▶ **Given instruction**:
Scan the data. Collect each line that contains the word "JSON".

▶ **Input**:
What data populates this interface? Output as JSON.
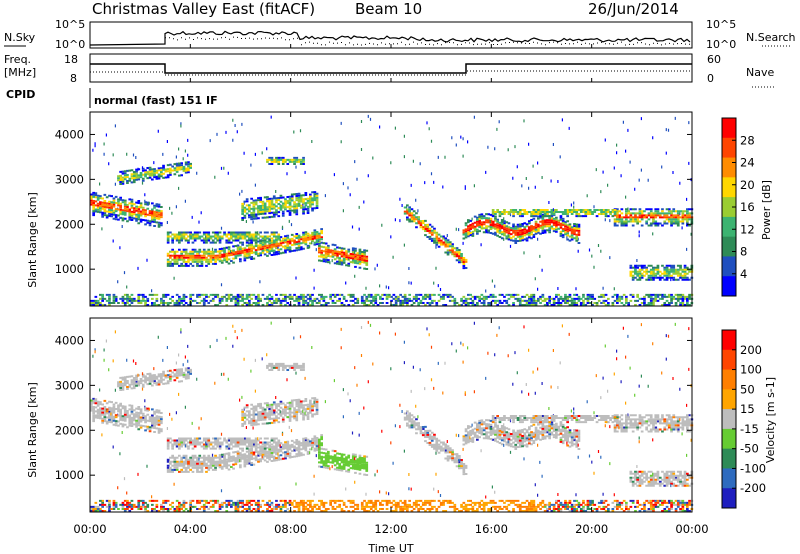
{
  "header": {
    "title": "Christmas Valley East (fitACF)",
    "beam": "Beam 10",
    "date": "26/Jun/2014"
  },
  "noise_panel": {
    "left_label": "N.Sky",
    "left_ticks": [
      "10^5",
      "10^0"
    ],
    "right_ticks": [
      "10^5",
      "10^0"
    ],
    "right_label": "N.Search"
  },
  "freq_panel": {
    "left_label_1": "Freq.",
    "left_label_2": "[MHz]",
    "left_ticks": [
      "18",
      "8"
    ],
    "right_ticks": [
      "60",
      "0"
    ],
    "right_label": "Nave",
    "cpid_label": "CPID",
    "cpid_value": "normal (fast) 151 IF"
  },
  "chart_data": [
    {
      "type": "heatmap",
      "title": "Power",
      "ylabel": "Slant Range [km]",
      "xlabel": "Time UT",
      "x_ticks": [
        "00:00",
        "04:00",
        "08:00",
        "12:00",
        "16:00",
        "20:00",
        "00:00"
      ],
      "y_ticks": [
        "1000",
        "2000",
        "3000",
        "4000"
      ],
      "ylim": [
        180,
        4500
      ],
      "colorbar": {
        "label": "Power [dB]",
        "ticks": [
          "4",
          "8",
          "12",
          "16",
          "20",
          "24",
          "28"
        ],
        "colors": [
          "#0000ff",
          "#1f4fbf",
          "#2e8b57",
          "#3cb371",
          "#9acd32",
          "#ffd700",
          "#ff8c00",
          "#ff4500",
          "#ff0000"
        ]
      }
    },
    {
      "type": "heatmap",
      "title": "Velocity",
      "ylabel": "Slant Range [km]",
      "xlabel": "Time UT",
      "x_ticks": [
        "00:00",
        "04:00",
        "08:00",
        "12:00",
        "16:00",
        "20:00",
        "00:00"
      ],
      "y_ticks": [
        "1000",
        "2000",
        "3000",
        "4000"
      ],
      "ylim": [
        180,
        4500
      ],
      "colorbar": {
        "label": "Velocity [m s-1]",
        "ticks": [
          "200",
          "100",
          "50",
          "15",
          "-15",
          "-50",
          "-100",
          "-200"
        ],
        "colors": [
          "#1f1fbf",
          "#2e6bbf",
          "#2e8b57",
          "#66cc33",
          "#bdbdbd",
          "#ffa500",
          "#ff7f00",
          "#ff4500",
          "#ff0000"
        ]
      }
    }
  ],
  "x_axis_label": "Time UT"
}
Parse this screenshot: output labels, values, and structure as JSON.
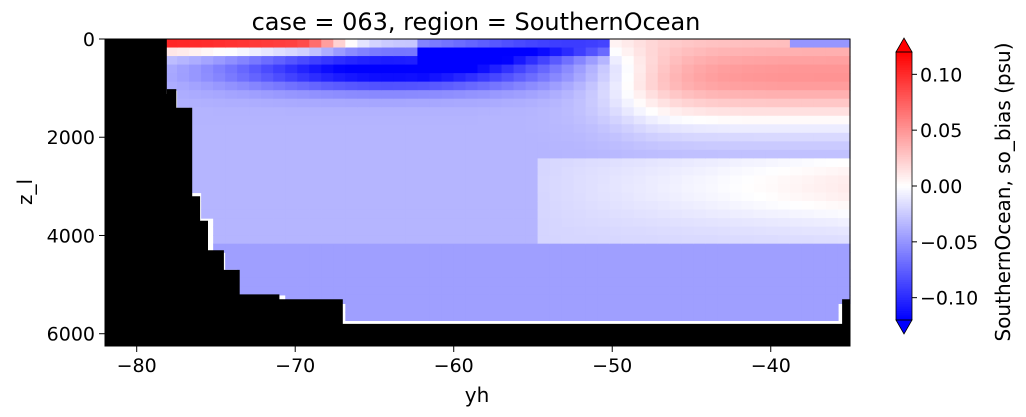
{
  "chart_data": {
    "type": "heatmap",
    "title": "case = 063, region = SouthernOcean",
    "xlabel": "yh",
    "ylabel": "z_l",
    "xlim": [
      -82,
      -35
    ],
    "ylim": [
      6250,
      0
    ],
    "y_inverted": true,
    "grid": false,
    "x_ticks": [
      {
        "value": -80,
        "label": "−80"
      },
      {
        "value": -70,
        "label": "−70"
      },
      {
        "value": -60,
        "label": "−60"
      },
      {
        "value": -50,
        "label": "−50"
      },
      {
        "value": -40,
        "label": "−40"
      }
    ],
    "y_ticks": [
      {
        "value": 0,
        "label": "0"
      },
      {
        "value": 2000,
        "label": "2000"
      },
      {
        "value": 4000,
        "label": "4000"
      },
      {
        "value": 6000,
        "label": "6000"
      }
    ],
    "colorbar": {
      "label": "SouthernOcean, so_bias (psu)",
      "cmap": "bwr",
      "vmin": -0.12,
      "vmax": 0.12,
      "extend": "both",
      "ticks": [
        {
          "value": 0.1,
          "label": "0.10"
        },
        {
          "value": 0.05,
          "label": "0.05"
        },
        {
          "value": 0.0,
          "label": "0.00"
        },
        {
          "value": -0.05,
          "label": "−0.05"
        },
        {
          "value": -0.1,
          "label": "−0.10"
        }
      ]
    },
    "land_color": "#000000",
    "seafloor_depth": {
      "yh": [
        -82,
        -78.1,
        -77.5,
        -76.5,
        -76,
        -75.5,
        -74.5,
        -73.5,
        -71,
        -67,
        -59,
        -54.2,
        -53,
        -51,
        -49.3,
        -35.5,
        -35
      ],
      "depth": [
        6250,
        1120,
        1020,
        1400,
        3200,
        3700,
        4300,
        4700,
        5200,
        5300,
        5800,
        5800,
        5800,
        5800,
        5800,
        5800,
        5300
      ]
    },
    "features": [
      {
        "region": "near-surface shelf band",
        "yh": [
          -78,
          -70
        ],
        "depth": [
          0,
          300
        ],
        "value": 0.11
      },
      {
        "region": "subsurface fresh core",
        "yh": [
          -75,
          -52
        ],
        "depth": [
          200,
          1200
        ],
        "value": -0.11
      },
      {
        "region": "upper ocean north",
        "yh": [
          -50,
          -35
        ],
        "depth": [
          0,
          1800
        ],
        "value": 0.07
      },
      {
        "region": "mid depth interior",
        "yh": [
          -75,
          -45
        ],
        "depth": [
          1500,
          3500
        ],
        "value": -0.04
      },
      {
        "region": "deep interior",
        "yh": [
          -72,
          -35
        ],
        "depth": [
          3500,
          5800
        ],
        "value": -0.04
      },
      {
        "region": "northern surface patch",
        "yh": [
          -38,
          -35
        ],
        "depth": [
          0,
          200
        ],
        "value": -0.08
      }
    ]
  }
}
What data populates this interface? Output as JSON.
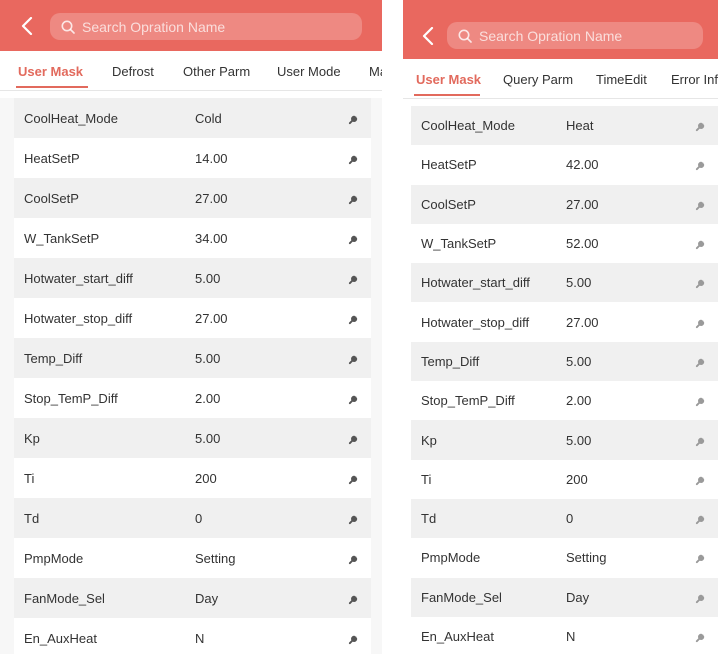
{
  "colors": {
    "header": "#e9685f",
    "accent": "#e26a5d",
    "row_alt": "#f0f0f0"
  },
  "left": {
    "search_placeholder": "Search Opration Name",
    "tabs": [
      {
        "label": "User Mask",
        "active": true
      },
      {
        "label": "Defrost"
      },
      {
        "label": "Other Parm"
      },
      {
        "label": "User Mode"
      },
      {
        "label": "Ma"
      }
    ],
    "rows": [
      {
        "name": "CoolHeat_Mode",
        "value": "Cold"
      },
      {
        "name": "HeatSetP",
        "value": "14.00"
      },
      {
        "name": "CoolSetP",
        "value": "27.00"
      },
      {
        "name": "W_TankSetP",
        "value": "34.00"
      },
      {
        "name": "Hotwater_start_diff",
        "value": "5.00"
      },
      {
        "name": "Hotwater_stop_diff",
        "value": "27.00"
      },
      {
        "name": "Temp_Diff",
        "value": "5.00"
      },
      {
        "name": "Stop_TemP_Diff",
        "value": "2.00"
      },
      {
        "name": "Kp",
        "value": "5.00"
      },
      {
        "name": "Ti",
        "value": "200"
      },
      {
        "name": "Td",
        "value": "0"
      },
      {
        "name": "PmpMode",
        "value": "Setting"
      },
      {
        "name": "FanMode_Sel",
        "value": "Day"
      },
      {
        "name": "En_AuxHeat",
        "value": "N"
      }
    ]
  },
  "right": {
    "search_placeholder": "Search Opration Name",
    "tabs": [
      {
        "label": "User Mask",
        "active": true
      },
      {
        "label": "Query Parm"
      },
      {
        "label": "TimeEdit"
      },
      {
        "label": "Error Info"
      }
    ],
    "rows": [
      {
        "name": "CoolHeat_Mode",
        "value": "Heat"
      },
      {
        "name": "HeatSetP",
        "value": "42.00"
      },
      {
        "name": "CoolSetP",
        "value": "27.00"
      },
      {
        "name": "W_TankSetP",
        "value": "52.00"
      },
      {
        "name": "Hotwater_start_diff",
        "value": "5.00"
      },
      {
        "name": "Hotwater_stop_diff",
        "value": "27.00"
      },
      {
        "name": "Temp_Diff",
        "value": "5.00"
      },
      {
        "name": "Stop_TemP_Diff",
        "value": "2.00"
      },
      {
        "name": "Kp",
        "value": "5.00"
      },
      {
        "name": "Ti",
        "value": "200"
      },
      {
        "name": "Td",
        "value": "0"
      },
      {
        "name": "PmpMode",
        "value": "Setting"
      },
      {
        "name": "FanMode_Sel",
        "value": "Day"
      },
      {
        "name": "En_AuxHeat",
        "value": "N"
      }
    ]
  }
}
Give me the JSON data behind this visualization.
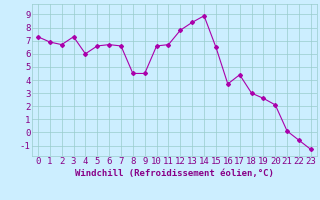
{
  "x": [
    0,
    1,
    2,
    3,
    4,
    5,
    6,
    7,
    8,
    9,
    10,
    11,
    12,
    13,
    14,
    15,
    16,
    17,
    18,
    19,
    20,
    21,
    22,
    23
  ],
  "y": [
    7.3,
    6.9,
    6.7,
    7.3,
    6.0,
    6.6,
    6.7,
    6.6,
    4.5,
    4.5,
    6.6,
    6.7,
    7.8,
    8.4,
    8.9,
    6.5,
    3.7,
    4.4,
    3.0,
    2.6,
    2.1,
    0.1,
    -0.6,
    -1.3
  ],
  "line_color": "#aa00aa",
  "marker": "D",
  "marker_size": 2.0,
  "bg_color": "#cceeff",
  "grid_color": "#99cccc",
  "xlabel": "Windchill (Refroidissement éolien,°C)",
  "ylabel_ticks": [
    -1,
    0,
    1,
    2,
    3,
    4,
    5,
    6,
    7,
    8,
    9
  ],
  "xlim": [
    -0.5,
    23.5
  ],
  "ylim": [
    -1.8,
    9.8
  ],
  "xlabel_fontsize": 6.5,
  "tick_fontsize": 6.5,
  "label_color": "#880088"
}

▶ **Reply to the exercise**:
What data populates this interface? Output as JSON.
Parse this screenshot: output labels, values, and structure as JSON.
What data populates this interface? Output as JSON.
Give me the JSON data behind this visualization.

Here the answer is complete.